-- WORK TO COMPLETE --
Find every line with the word "page". Copy those lines.

-- DATA EXTRACT --

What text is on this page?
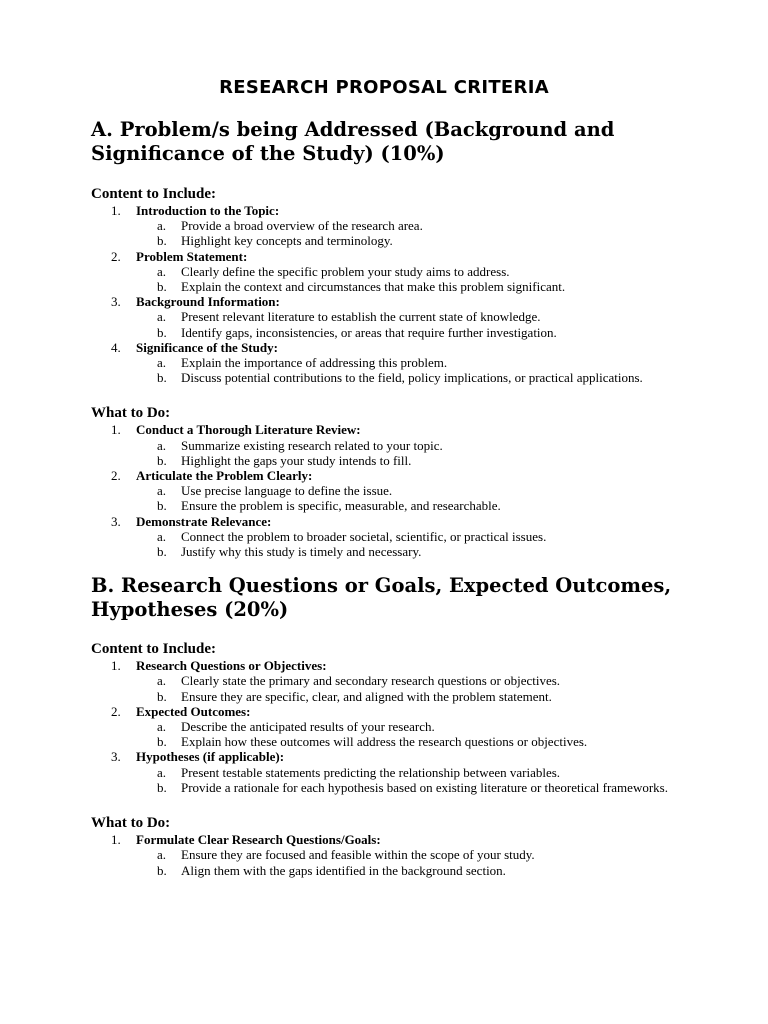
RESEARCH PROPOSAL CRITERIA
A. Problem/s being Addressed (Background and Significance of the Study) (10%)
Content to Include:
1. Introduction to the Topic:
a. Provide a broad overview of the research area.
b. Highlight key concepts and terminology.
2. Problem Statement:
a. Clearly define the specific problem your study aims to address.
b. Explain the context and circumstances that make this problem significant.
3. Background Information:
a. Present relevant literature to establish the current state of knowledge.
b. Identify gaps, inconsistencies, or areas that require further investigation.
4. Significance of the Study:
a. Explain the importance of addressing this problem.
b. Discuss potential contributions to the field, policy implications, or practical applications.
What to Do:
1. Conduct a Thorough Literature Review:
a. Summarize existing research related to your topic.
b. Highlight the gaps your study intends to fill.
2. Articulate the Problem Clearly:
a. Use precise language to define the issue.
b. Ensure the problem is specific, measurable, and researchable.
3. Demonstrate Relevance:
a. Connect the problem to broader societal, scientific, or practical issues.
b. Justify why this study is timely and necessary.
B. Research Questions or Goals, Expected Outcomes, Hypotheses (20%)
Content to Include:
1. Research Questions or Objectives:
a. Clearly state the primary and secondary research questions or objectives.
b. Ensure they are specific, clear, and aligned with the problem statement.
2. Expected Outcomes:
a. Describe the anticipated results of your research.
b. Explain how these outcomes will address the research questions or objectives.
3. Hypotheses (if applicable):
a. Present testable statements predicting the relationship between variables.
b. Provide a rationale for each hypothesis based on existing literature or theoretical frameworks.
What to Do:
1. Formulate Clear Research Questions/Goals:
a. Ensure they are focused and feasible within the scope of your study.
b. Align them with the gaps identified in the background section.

* * *

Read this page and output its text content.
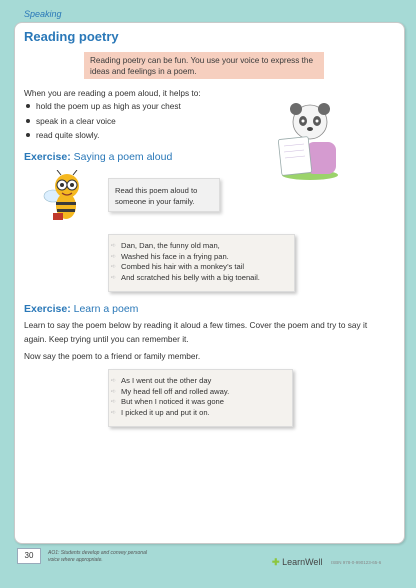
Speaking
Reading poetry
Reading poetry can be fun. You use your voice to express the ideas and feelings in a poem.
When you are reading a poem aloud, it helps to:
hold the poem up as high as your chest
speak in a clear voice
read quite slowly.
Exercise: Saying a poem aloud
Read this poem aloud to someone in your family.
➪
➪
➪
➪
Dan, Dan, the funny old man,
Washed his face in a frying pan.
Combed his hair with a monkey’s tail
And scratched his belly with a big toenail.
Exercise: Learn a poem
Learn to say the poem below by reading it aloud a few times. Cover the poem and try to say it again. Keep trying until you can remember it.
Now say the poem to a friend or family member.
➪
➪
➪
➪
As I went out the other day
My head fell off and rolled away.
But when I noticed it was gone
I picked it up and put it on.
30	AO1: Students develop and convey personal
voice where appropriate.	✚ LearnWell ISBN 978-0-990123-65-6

-- EXERCISE OUTPUT --
What text is on this page?
Read this page and output its text content.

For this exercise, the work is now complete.